--- start of Extracted records ---
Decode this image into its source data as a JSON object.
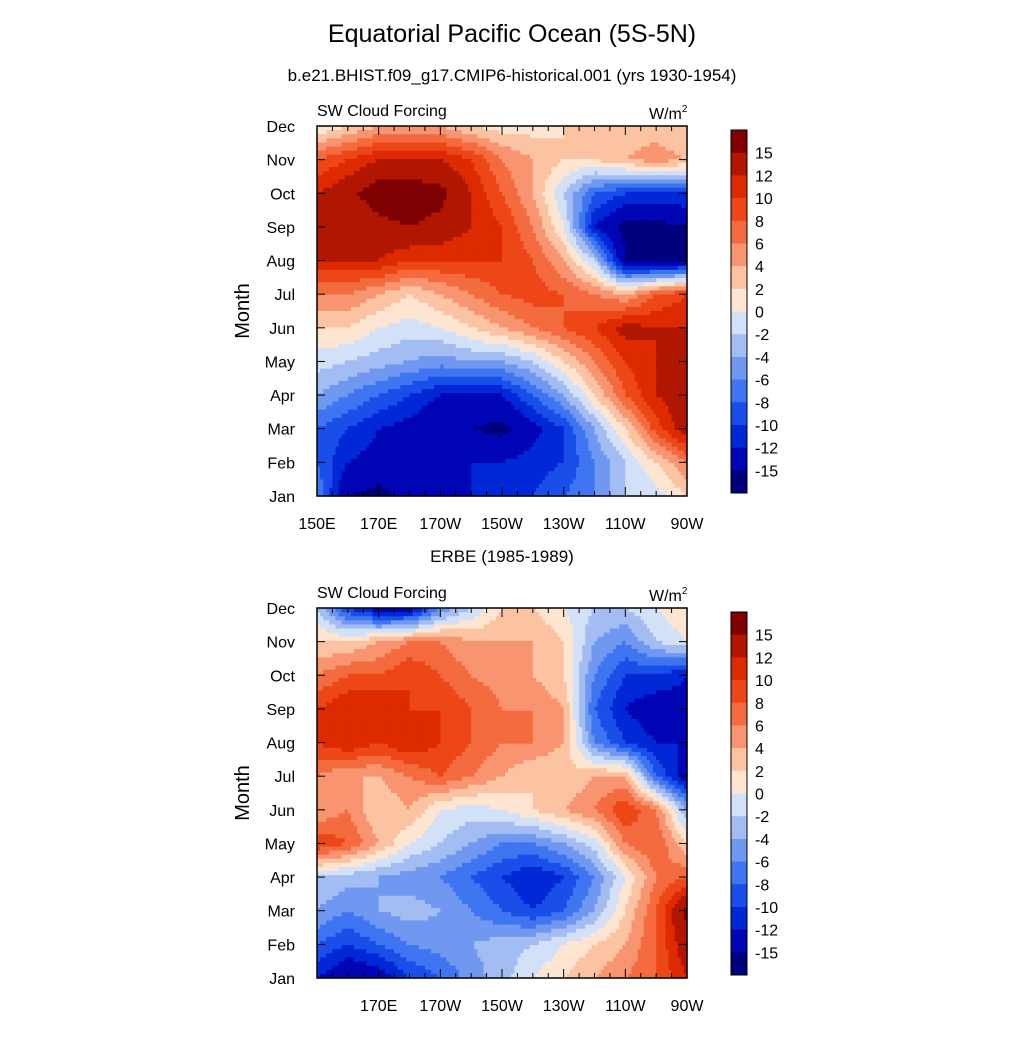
{
  "figure": {
    "title": "Equatorial Pacific Ocean (5S-5N)"
  },
  "chart_data": [
    {
      "type": "heatmap",
      "title": "b.e21.BHIST.f09_g17.CMIP6-historical.001 (yrs 1930-1954)",
      "left_string": "SW Cloud Forcing",
      "right_string": "W/m",
      "right_string_sup": "2",
      "xlabel": "",
      "ylabel": "Month",
      "x_ticklabels": [
        "150E",
        "170E",
        "170W",
        "150W",
        "130W",
        "110W",
        "90W"
      ],
      "x_tick_lon": [
        150,
        170,
        190,
        210,
        230,
        250,
        270
      ],
      "xlim": [
        150,
        270
      ],
      "y_ticklabels": [
        "Jan",
        "Feb",
        "Mar",
        "Apr",
        "May",
        "Jun",
        "Jul",
        "Aug",
        "Sep",
        "Oct",
        "Nov",
        "Dec"
      ],
      "colorbar_labels": [
        "15",
        "12",
        "10",
        "8",
        "6",
        "4",
        "2",
        "0",
        "-2",
        "-4",
        "-6",
        "-8",
        "-10",
        "-12",
        "-15"
      ],
      "x_lon": [
        150,
        160,
        170,
        180,
        190,
        200,
        210,
        220,
        230,
        240,
        250,
        260,
        270
      ],
      "months": [
        "Jan",
        "Feb",
        "Mar",
        "Apr",
        "May",
        "Jun",
        "Jul",
        "Aug",
        "Sep",
        "Oct",
        "Nov",
        "Dec"
      ],
      "z": [
        [
          -6,
          -15,
          -16,
          -14,
          -12,
          -12,
          -12,
          -10,
          -8,
          -6,
          -2,
          -1,
          2
        ],
        [
          -8,
          -12,
          -13,
          -13,
          -13,
          -12,
          -12,
          -11,
          -10,
          -6,
          -2,
          2,
          6
        ],
        [
          -8,
          -10,
          -12,
          -13,
          -15,
          -15,
          -16,
          -13,
          -10,
          -4,
          2,
          9,
          14
        ],
        [
          -4,
          -6,
          -8,
          -10,
          -12,
          -12,
          -12,
          -8,
          -4,
          2,
          8,
          12,
          14
        ],
        [
          -1,
          -2,
          -3,
          -4,
          -5,
          -4,
          -4,
          -2,
          2,
          6,
          10,
          12,
          12
        ],
        [
          2,
          2,
          0,
          -1,
          0,
          2,
          4,
          6,
          8,
          10,
          13,
          12,
          12
        ],
        [
          6,
          6,
          4,
          2,
          4,
          6,
          8,
          9,
          8,
          6,
          4,
          8,
          10
        ],
        [
          12,
          12,
          12,
          10,
          10,
          10,
          10,
          8,
          4,
          -2,
          -15,
          -16,
          -15
        ],
        [
          13,
          12,
          14,
          15,
          14,
          12,
          10,
          6,
          0,
          -12,
          -16,
          -16,
          -15
        ],
        [
          12,
          14,
          17,
          17,
          16,
          12,
          8,
          4,
          -2,
          -8,
          -10,
          -10,
          -10
        ],
        [
          8,
          10,
          12,
          12,
          12,
          10,
          6,
          4,
          2,
          2,
          4,
          5,
          4
        ],
        [
          0,
          2,
          4,
          4,
          4,
          2,
          1,
          1,
          2,
          2,
          3,
          3,
          2
        ]
      ]
    },
    {
      "type": "heatmap",
      "title": "ERBE (1985-1989)",
      "left_string": "SW Cloud Forcing",
      "right_string": "W/m",
      "right_string_sup": "2",
      "xlabel": "",
      "ylabel": "Month",
      "x_ticklabels": [
        "170E",
        "170W",
        "150W",
        "130W",
        "110W",
        "90W"
      ],
      "x_tick_lon": [
        170,
        190,
        210,
        230,
        250,
        270
      ],
      "xlim": [
        150,
        270
      ],
      "y_ticklabels": [
        "Jan",
        "Feb",
        "Mar",
        "Apr",
        "May",
        "Jun",
        "Jul",
        "Aug",
        "Sep",
        "Oct",
        "Nov",
        "Dec"
      ],
      "colorbar_labels": [
        "15",
        "12",
        "10",
        "8",
        "6",
        "4",
        "2",
        "0",
        "-2",
        "-4",
        "-6",
        "-8",
        "-10",
        "-12",
        "-15"
      ],
      "x_lon": [
        150,
        160,
        170,
        180,
        190,
        200,
        210,
        220,
        230,
        240,
        250,
        260,
        270
      ],
      "months": [
        "Jan",
        "Feb",
        "Mar",
        "Apr",
        "May",
        "Jun",
        "Jul",
        "Aug",
        "Sep",
        "Oct",
        "Nov",
        "Dec"
      ],
      "z": [
        [
          -12,
          -15,
          -14,
          -10,
          -8,
          -5,
          -3,
          0,
          2,
          4,
          6,
          8,
          12
        ],
        [
          -8,
          -10,
          -8,
          -6,
          -5,
          -4,
          -3,
          -2,
          0,
          2,
          4,
          8,
          14
        ],
        [
          -4,
          -6,
          -4,
          -3,
          -4,
          -6,
          -8,
          -10,
          -8,
          -4,
          2,
          8,
          16
        ],
        [
          -2,
          -3,
          -4,
          -5,
          -6,
          -8,
          -10,
          -12,
          -10,
          -6,
          0,
          6,
          8
        ],
        [
          10,
          8,
          4,
          0,
          -2,
          -4,
          -6,
          -6,
          -4,
          -1,
          6,
          8,
          2
        ],
        [
          4,
          6,
          2,
          4,
          0,
          -1,
          0,
          2,
          4,
          6,
          10,
          6,
          -4
        ],
        [
          6,
          4,
          4,
          6,
          8,
          6,
          4,
          2,
          2,
          4,
          4,
          -8,
          -14
        ],
        [
          10,
          12,
          10,
          12,
          10,
          8,
          6,
          6,
          4,
          -6,
          -10,
          -12,
          -12
        ],
        [
          10,
          12,
          12,
          10,
          10,
          8,
          6,
          6,
          4,
          -8,
          -12,
          -14,
          -13
        ],
        [
          6,
          8,
          8,
          10,
          8,
          6,
          5,
          4,
          2,
          -6,
          -10,
          -10,
          -12
        ],
        [
          2,
          2,
          4,
          6,
          6,
          4,
          4,
          4,
          2,
          -4,
          -6,
          -2,
          0
        ],
        [
          -2,
          -10,
          -14,
          -14,
          -6,
          -2,
          2,
          2,
          0,
          -2,
          -2,
          0,
          2
        ]
      ]
    }
  ],
  "palette": {
    "levels": [
      -15,
      -12,
      -10,
      -8,
      -6,
      -4,
      -2,
      0,
      2,
      4,
      6,
      8,
      10,
      12,
      15
    ],
    "colors": [
      "#00007f",
      "#0005b5",
      "#0028d6",
      "#1a4ee8",
      "#3f75f0",
      "#7098f0",
      "#a3bdf2",
      "#d2e1f7",
      "#fde5d2",
      "#fcc3a3",
      "#f99470",
      "#f36b3f",
      "#ed4718",
      "#dd2a00",
      "#b01600",
      "#7f0000"
    ]
  }
}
--- end of Extracted records ---
Set task:
Retype each record exactly as it stands, but do not include the pictures.

Task output:
Decode this image into its source data as a JSON object.
{
  "figure": {
    "title": "Equatorial Pacific Ocean (5S-5N)"
  },
  "chart_data": [
    {
      "type": "heatmap",
      "title": "b.e21.BHIST.f09_g17.CMIP6-historical.001 (yrs 1930-1954)",
      "left_string": "SW Cloud Forcing",
      "right_string": "W/m",
      "right_string_sup": "2",
      "xlabel": "",
      "ylabel": "Month",
      "x_ticklabels": [
        "150E",
        "170E",
        "170W",
        "150W",
        "130W",
        "110W",
        "90W"
      ],
      "x_tick_lon": [
        150,
        170,
        190,
        210,
        230,
        250,
        270
      ],
      "xlim": [
        150,
        270
      ],
      "y_ticklabels": [
        "Jan",
        "Feb",
        "Mar",
        "Apr",
        "May",
        "Jun",
        "Jul",
        "Aug",
        "Sep",
        "Oct",
        "Nov",
        "Dec"
      ],
      "colorbar_labels": [
        "15",
        "12",
        "10",
        "8",
        "6",
        "4",
        "2",
        "0",
        "-2",
        "-4",
        "-6",
        "-8",
        "-10",
        "-12",
        "-15"
      ],
      "x_lon": [
        150,
        160,
        170,
        180,
        190,
        200,
        210,
        220,
        230,
        240,
        250,
        260,
        270
      ],
      "months": [
        "Jan",
        "Feb",
        "Mar",
        "Apr",
        "May",
        "Jun",
        "Jul",
        "Aug",
        "Sep",
        "Oct",
        "Nov",
        "Dec"
      ],
      "z": [
        [
          -6,
          -15,
          -16,
          -14,
          -12,
          -12,
          -12,
          -10,
          -8,
          -6,
          -2,
          -1,
          2
        ],
        [
          -8,
          -12,
          -13,
          -13,
          -13,
          -12,
          -12,
          -11,
          -10,
          -6,
          -2,
          2,
          6
        ],
        [
          -8,
          -10,
          -12,
          -13,
          -15,
          -15,
          -16,
          -13,
          -10,
          -4,
          2,
          9,
          14
        ],
        [
          -4,
          -6,
          -8,
          -10,
          -12,
          -12,
          -12,
          -8,
          -4,
          2,
          8,
          12,
          14
        ],
        [
          -1,
          -2,
          -3,
          -4,
          -5,
          -4,
          -4,
          -2,
          2,
          6,
          10,
          12,
          12
        ],
        [
          2,
          2,
          0,
          -1,
          0,
          2,
          4,
          6,
          8,
          10,
          13,
          12,
          12
        ],
        [
          6,
          6,
          4,
          2,
          4,
          6,
          8,
          9,
          8,
          6,
          4,
          8,
          10
        ],
        [
          12,
          12,
          12,
          10,
          10,
          10,
          10,
          8,
          4,
          -2,
          -15,
          -16,
          -15
        ],
        [
          13,
          12,
          14,
          15,
          14,
          12,
          10,
          6,
          0,
          -12,
          -16,
          -16,
          -15
        ],
        [
          12,
          14,
          17,
          17,
          16,
          12,
          8,
          4,
          -2,
          -8,
          -10,
          -10,
          -10
        ],
        [
          8,
          10,
          12,
          12,
          12,
          10,
          6,
          4,
          2,
          2,
          4,
          5,
          4
        ],
        [
          0,
          2,
          4,
          4,
          4,
          2,
          1,
          1,
          2,
          2,
          3,
          3,
          2
        ]
      ]
    },
    {
      "type": "heatmap",
      "title": "ERBE (1985-1989)",
      "left_string": "SW Cloud Forcing",
      "right_string": "W/m",
      "right_string_sup": "2",
      "xlabel": "",
      "ylabel": "Month",
      "x_ticklabels": [
        "170E",
        "170W",
        "150W",
        "130W",
        "110W",
        "90W"
      ],
      "x_tick_lon": [
        170,
        190,
        210,
        230,
        250,
        270
      ],
      "xlim": [
        150,
        270
      ],
      "y_ticklabels": [
        "Jan",
        "Feb",
        "Mar",
        "Apr",
        "May",
        "Jun",
        "Jul",
        "Aug",
        "Sep",
        "Oct",
        "Nov",
        "Dec"
      ],
      "colorbar_labels": [
        "15",
        "12",
        "10",
        "8",
        "6",
        "4",
        "2",
        "0",
        "-2",
        "-4",
        "-6",
        "-8",
        "-10",
        "-12",
        "-15"
      ],
      "x_lon": [
        150,
        160,
        170,
        180,
        190,
        200,
        210,
        220,
        230,
        240,
        250,
        260,
        270
      ],
      "months": [
        "Jan",
        "Feb",
        "Mar",
        "Apr",
        "May",
        "Jun",
        "Jul",
        "Aug",
        "Sep",
        "Oct",
        "Nov",
        "Dec"
      ],
      "z": [
        [
          -12,
          -15,
          -14,
          -10,
          -8,
          -5,
          -3,
          0,
          2,
          4,
          6,
          8,
          12
        ],
        [
          -8,
          -10,
          -8,
          -6,
          -5,
          -4,
          -3,
          -2,
          0,
          2,
          4,
          8,
          14
        ],
        [
          -4,
          -6,
          -4,
          -3,
          -4,
          -6,
          -8,
          -10,
          -8,
          -4,
          2,
          8,
          16
        ],
        [
          -2,
          -3,
          -4,
          -5,
          -6,
          -8,
          -10,
          -12,
          -10,
          -6,
          0,
          6,
          8
        ],
        [
          10,
          8,
          4,
          0,
          -2,
          -4,
          -6,
          -6,
          -4,
          -1,
          6,
          8,
          2
        ],
        [
          4,
          6,
          2,
          4,
          0,
          -1,
          0,
          2,
          4,
          6,
          10,
          6,
          -4
        ],
        [
          6,
          4,
          4,
          6,
          8,
          6,
          4,
          2,
          2,
          4,
          4,
          -8,
          -14
        ],
        [
          10,
          12,
          10,
          12,
          10,
          8,
          6,
          6,
          4,
          -6,
          -10,
          -12,
          -12
        ],
        [
          10,
          12,
          12,
          10,
          10,
          8,
          6,
          6,
          4,
          -8,
          -12,
          -14,
          -13
        ],
        [
          6,
          8,
          8,
          10,
          8,
          6,
          5,
          4,
          2,
          -6,
          -10,
          -10,
          -12
        ],
        [
          2,
          2,
          4,
          6,
          6,
          4,
          4,
          4,
          2,
          -4,
          -6,
          -2,
          0
        ],
        [
          -2,
          -10,
          -14,
          -14,
          -6,
          -2,
          2,
          2,
          0,
          -2,
          -2,
          0,
          2
        ]
      ]
    }
  ],
  "palette": {
    "levels": [
      -15,
      -12,
      -10,
      -8,
      -6,
      -4,
      -2,
      0,
      2,
      4,
      6,
      8,
      10,
      12,
      15
    ],
    "colors": [
      "#00007f",
      "#0005b5",
      "#0028d6",
      "#1a4ee8",
      "#3f75f0",
      "#7098f0",
      "#a3bdf2",
      "#d2e1f7",
      "#fde5d2",
      "#fcc3a3",
      "#f99470",
      "#f36b3f",
      "#ed4718",
      "#dd2a00",
      "#b01600",
      "#7f0000"
    ]
  }
}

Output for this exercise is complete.